*EXERCISE DETAILS*. Below is a listing. Gather each line of it that contains "score".

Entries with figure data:
↓↓↓
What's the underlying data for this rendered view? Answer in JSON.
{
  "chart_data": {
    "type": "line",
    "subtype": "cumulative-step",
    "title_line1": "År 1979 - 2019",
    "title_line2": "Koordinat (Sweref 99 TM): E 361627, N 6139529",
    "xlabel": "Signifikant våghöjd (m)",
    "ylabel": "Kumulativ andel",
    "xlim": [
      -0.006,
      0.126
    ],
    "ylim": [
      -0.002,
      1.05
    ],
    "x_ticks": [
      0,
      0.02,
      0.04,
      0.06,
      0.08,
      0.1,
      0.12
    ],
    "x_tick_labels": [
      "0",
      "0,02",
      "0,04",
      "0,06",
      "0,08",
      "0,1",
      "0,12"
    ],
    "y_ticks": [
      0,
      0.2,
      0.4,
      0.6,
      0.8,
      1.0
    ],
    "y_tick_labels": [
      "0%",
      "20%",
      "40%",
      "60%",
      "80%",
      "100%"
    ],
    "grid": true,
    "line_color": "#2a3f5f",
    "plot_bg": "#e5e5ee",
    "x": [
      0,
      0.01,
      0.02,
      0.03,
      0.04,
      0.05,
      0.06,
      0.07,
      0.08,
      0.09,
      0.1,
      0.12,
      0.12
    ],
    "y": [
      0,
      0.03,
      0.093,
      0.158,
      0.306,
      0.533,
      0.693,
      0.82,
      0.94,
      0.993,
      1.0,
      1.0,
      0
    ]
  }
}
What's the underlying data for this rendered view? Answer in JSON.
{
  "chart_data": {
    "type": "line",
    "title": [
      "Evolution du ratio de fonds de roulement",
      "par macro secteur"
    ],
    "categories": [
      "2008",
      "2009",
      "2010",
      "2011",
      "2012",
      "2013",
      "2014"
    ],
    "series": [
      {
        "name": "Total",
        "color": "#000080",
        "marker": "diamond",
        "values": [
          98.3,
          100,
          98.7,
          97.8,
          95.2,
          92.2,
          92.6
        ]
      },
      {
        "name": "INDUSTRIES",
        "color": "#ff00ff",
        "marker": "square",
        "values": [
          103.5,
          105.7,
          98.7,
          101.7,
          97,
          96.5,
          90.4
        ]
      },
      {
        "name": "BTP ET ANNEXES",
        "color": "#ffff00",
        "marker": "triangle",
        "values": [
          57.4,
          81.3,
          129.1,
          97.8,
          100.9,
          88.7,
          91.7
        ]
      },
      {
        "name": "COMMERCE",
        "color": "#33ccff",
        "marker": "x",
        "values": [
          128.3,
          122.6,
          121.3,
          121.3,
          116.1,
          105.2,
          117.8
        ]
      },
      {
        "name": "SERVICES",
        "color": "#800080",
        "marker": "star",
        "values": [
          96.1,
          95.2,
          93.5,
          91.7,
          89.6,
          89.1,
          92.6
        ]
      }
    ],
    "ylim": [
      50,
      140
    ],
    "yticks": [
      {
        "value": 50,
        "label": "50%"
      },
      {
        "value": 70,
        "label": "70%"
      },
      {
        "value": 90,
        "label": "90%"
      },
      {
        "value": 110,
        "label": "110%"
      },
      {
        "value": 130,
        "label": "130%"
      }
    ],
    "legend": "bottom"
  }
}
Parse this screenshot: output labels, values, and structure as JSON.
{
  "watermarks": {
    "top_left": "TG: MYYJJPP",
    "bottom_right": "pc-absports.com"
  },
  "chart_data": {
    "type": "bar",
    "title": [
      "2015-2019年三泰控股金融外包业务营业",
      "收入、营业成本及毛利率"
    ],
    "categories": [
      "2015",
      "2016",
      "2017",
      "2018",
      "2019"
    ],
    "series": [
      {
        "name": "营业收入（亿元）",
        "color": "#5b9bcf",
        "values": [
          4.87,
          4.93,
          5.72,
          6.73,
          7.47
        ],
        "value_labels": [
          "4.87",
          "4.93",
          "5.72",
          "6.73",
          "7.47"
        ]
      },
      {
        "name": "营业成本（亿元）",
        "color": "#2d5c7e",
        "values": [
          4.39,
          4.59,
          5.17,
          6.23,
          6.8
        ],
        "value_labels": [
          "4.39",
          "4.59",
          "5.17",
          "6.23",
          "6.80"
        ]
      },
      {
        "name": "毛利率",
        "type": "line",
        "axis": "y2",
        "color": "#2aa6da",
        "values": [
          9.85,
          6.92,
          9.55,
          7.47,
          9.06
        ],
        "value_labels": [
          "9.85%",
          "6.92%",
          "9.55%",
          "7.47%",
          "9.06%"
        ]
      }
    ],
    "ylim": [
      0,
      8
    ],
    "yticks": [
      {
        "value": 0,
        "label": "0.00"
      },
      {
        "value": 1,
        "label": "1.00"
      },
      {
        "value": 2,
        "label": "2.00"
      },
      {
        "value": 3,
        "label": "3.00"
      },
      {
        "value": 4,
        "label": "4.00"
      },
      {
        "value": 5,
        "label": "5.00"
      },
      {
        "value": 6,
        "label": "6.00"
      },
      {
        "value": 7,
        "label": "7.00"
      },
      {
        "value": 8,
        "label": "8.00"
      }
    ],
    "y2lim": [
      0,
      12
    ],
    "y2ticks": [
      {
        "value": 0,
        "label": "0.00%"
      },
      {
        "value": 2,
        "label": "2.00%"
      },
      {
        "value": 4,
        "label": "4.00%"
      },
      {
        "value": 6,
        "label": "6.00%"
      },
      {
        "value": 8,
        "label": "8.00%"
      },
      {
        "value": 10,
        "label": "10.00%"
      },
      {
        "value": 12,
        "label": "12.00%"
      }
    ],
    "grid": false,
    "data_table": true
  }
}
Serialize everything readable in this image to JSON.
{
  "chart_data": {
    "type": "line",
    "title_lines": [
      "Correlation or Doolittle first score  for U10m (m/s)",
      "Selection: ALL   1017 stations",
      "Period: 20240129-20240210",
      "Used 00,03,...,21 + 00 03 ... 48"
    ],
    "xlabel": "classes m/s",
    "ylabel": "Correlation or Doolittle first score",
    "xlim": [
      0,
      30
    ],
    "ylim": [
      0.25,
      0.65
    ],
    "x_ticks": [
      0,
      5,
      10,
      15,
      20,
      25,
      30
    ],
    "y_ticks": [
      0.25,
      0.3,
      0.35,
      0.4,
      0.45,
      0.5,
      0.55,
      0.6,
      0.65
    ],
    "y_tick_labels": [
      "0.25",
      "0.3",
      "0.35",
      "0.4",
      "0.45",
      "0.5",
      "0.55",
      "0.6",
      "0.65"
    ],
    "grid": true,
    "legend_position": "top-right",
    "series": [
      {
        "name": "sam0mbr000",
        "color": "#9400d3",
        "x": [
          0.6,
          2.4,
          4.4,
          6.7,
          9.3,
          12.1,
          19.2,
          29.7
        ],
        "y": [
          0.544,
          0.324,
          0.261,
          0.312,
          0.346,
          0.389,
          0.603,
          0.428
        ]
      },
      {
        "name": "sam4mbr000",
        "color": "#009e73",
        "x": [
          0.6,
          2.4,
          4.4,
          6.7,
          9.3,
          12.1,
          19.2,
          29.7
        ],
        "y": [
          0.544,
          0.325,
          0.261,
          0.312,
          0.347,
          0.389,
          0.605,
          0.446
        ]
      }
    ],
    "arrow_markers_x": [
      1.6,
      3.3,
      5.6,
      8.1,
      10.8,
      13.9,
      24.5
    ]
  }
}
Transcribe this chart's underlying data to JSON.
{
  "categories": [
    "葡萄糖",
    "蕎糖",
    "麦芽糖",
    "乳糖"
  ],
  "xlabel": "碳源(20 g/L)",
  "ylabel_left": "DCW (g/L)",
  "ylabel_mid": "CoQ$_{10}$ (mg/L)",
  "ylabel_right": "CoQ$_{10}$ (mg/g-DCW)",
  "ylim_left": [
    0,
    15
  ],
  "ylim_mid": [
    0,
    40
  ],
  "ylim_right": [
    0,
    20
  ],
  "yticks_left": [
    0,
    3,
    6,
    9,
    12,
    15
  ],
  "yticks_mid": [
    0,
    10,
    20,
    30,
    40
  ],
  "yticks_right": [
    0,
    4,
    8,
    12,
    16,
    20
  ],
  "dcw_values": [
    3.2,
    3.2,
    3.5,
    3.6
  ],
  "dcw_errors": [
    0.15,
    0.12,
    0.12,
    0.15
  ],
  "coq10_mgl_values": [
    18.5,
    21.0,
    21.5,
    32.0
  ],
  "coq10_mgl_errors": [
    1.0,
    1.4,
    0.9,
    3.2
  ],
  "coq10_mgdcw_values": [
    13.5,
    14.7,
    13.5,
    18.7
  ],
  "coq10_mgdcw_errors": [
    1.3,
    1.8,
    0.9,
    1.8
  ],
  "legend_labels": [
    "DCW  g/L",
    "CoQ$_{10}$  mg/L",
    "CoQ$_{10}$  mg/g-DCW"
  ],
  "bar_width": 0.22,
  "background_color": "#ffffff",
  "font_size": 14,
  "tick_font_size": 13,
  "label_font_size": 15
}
↑↑↑
*REPLY TO THE TASK*.
      "Correlation or Doolittle first score  for U10m (m/s)",
    "ylabel": "Correlation or Doolittle first score",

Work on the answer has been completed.